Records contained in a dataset
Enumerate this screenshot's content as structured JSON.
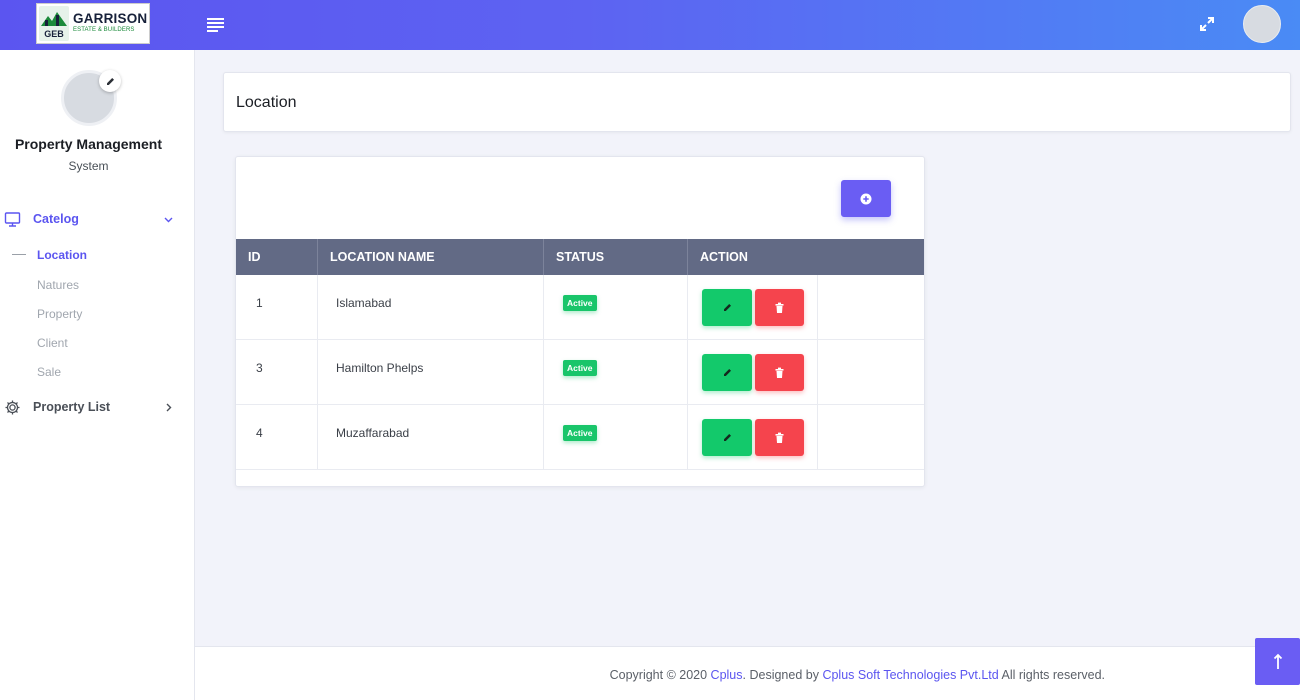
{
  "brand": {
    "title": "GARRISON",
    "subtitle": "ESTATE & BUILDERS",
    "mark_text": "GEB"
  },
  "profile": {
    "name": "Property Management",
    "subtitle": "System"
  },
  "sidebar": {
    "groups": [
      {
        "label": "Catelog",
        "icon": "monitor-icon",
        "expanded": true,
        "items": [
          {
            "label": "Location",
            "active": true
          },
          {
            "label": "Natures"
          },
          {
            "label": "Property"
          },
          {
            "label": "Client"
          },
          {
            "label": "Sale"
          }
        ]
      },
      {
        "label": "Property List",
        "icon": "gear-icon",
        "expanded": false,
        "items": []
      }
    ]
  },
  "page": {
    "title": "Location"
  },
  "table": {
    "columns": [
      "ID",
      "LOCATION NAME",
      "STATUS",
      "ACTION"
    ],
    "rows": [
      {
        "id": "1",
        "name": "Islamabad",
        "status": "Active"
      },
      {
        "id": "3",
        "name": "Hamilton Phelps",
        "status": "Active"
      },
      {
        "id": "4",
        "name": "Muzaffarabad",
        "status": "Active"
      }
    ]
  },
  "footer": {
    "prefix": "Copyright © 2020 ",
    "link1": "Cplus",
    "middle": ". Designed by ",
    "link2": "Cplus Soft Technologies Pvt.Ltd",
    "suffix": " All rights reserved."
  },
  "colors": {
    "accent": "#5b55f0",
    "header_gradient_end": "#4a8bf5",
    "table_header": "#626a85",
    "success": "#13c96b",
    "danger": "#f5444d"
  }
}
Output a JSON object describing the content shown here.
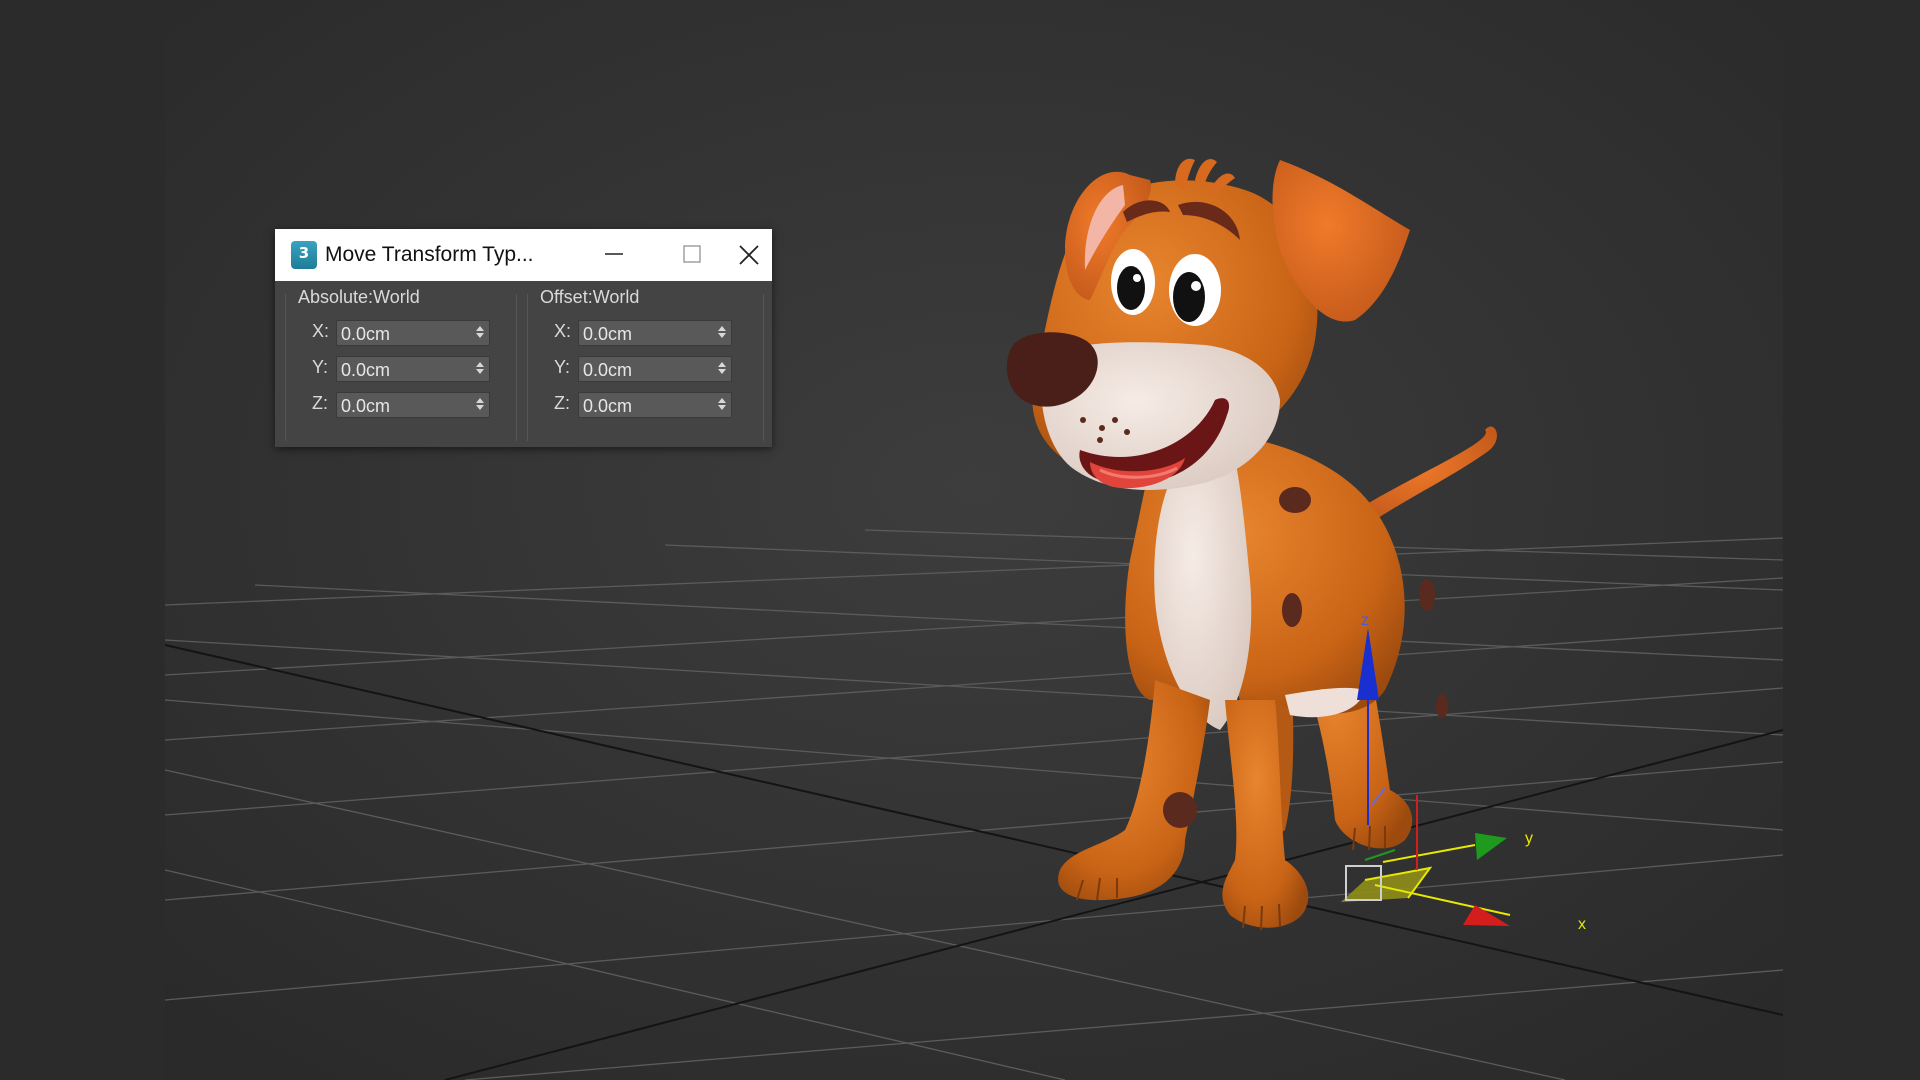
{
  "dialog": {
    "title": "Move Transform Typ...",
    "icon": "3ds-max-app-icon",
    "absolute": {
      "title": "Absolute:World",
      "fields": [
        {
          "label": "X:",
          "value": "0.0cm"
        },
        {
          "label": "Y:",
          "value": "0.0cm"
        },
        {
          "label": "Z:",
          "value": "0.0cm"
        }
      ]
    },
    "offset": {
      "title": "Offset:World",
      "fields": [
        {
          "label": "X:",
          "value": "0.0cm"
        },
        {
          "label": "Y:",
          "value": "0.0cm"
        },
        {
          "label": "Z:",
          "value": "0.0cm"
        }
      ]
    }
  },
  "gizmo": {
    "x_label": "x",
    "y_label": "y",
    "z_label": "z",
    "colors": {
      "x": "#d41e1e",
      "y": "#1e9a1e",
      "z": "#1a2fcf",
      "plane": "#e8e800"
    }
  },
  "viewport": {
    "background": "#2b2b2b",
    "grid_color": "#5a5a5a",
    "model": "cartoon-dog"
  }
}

* * *

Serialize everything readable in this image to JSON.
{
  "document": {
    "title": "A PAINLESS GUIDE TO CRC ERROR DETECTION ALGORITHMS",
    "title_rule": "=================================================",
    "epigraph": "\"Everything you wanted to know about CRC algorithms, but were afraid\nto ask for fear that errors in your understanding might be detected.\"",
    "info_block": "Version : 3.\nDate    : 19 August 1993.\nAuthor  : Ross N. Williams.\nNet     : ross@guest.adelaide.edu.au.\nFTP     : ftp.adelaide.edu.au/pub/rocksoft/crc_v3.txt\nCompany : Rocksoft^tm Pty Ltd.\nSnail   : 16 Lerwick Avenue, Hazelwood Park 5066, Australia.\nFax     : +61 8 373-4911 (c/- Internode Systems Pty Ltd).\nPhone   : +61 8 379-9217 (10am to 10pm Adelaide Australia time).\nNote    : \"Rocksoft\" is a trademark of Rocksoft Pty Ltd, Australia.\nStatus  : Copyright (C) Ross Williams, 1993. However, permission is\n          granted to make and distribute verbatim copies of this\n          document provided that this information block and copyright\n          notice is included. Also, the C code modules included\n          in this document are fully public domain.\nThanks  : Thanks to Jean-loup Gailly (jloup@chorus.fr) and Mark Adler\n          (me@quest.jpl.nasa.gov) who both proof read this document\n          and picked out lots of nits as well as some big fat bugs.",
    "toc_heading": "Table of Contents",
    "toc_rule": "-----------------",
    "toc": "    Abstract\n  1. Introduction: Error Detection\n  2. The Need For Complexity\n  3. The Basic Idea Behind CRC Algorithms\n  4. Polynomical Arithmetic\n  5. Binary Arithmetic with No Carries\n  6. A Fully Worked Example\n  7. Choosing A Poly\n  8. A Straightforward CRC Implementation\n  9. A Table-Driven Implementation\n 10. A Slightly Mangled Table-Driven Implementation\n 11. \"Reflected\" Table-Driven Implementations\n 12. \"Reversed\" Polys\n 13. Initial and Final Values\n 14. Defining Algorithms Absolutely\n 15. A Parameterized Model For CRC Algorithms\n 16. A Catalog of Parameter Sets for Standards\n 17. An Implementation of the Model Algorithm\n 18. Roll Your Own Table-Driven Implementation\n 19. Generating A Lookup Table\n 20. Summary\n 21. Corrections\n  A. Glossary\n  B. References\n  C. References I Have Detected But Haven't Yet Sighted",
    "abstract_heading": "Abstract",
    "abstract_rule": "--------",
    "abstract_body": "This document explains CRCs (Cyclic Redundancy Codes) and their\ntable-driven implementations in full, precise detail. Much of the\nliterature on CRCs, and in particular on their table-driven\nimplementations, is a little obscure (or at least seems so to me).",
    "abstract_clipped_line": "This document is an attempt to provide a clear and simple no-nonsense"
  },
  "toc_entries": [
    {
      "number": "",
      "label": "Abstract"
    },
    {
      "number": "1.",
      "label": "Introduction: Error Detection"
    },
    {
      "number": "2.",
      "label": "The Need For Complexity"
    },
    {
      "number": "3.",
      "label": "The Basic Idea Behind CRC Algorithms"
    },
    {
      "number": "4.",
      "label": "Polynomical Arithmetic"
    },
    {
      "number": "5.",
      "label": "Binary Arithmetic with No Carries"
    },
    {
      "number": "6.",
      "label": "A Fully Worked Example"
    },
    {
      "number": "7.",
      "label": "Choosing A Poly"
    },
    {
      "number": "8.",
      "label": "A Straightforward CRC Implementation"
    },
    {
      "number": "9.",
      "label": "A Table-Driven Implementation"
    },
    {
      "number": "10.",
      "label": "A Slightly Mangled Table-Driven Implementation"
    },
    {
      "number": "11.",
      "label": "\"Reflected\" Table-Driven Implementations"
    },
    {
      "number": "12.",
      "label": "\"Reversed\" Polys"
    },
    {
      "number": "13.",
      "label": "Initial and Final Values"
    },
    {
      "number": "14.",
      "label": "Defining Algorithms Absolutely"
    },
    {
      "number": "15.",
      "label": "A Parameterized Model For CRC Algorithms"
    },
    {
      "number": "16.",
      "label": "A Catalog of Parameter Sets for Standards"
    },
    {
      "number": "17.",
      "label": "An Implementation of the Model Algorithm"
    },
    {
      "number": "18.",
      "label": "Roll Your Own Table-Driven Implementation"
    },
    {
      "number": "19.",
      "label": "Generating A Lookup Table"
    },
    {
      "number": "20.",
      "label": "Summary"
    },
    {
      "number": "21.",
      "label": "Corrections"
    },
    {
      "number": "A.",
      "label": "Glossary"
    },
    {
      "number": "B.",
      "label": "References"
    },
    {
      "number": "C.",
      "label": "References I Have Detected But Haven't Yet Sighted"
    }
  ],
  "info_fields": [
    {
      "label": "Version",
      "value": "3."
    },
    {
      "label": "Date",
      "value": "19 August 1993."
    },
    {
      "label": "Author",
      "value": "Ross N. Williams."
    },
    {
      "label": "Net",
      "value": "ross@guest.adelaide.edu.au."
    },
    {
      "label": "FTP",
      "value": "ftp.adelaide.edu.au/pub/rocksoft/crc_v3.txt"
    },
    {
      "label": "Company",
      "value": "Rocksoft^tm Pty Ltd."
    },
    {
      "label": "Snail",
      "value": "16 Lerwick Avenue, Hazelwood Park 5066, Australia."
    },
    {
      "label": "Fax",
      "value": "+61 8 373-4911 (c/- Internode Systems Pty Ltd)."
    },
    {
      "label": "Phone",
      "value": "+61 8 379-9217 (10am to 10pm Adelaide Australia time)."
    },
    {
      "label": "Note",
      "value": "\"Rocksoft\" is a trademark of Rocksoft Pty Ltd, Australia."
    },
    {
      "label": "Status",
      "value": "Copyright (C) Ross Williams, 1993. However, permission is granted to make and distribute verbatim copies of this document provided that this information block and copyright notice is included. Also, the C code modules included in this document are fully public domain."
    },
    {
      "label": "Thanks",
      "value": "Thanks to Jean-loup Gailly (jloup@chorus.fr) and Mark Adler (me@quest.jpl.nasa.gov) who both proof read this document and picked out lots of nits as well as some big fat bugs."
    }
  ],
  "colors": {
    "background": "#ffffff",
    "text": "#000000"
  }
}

Given instruction:
Show every line from the listing above in which the string "subtitle" appears.

Correct result:
    "subtitle": "ESTATE & BUILDERS",
    "subtitle": "System"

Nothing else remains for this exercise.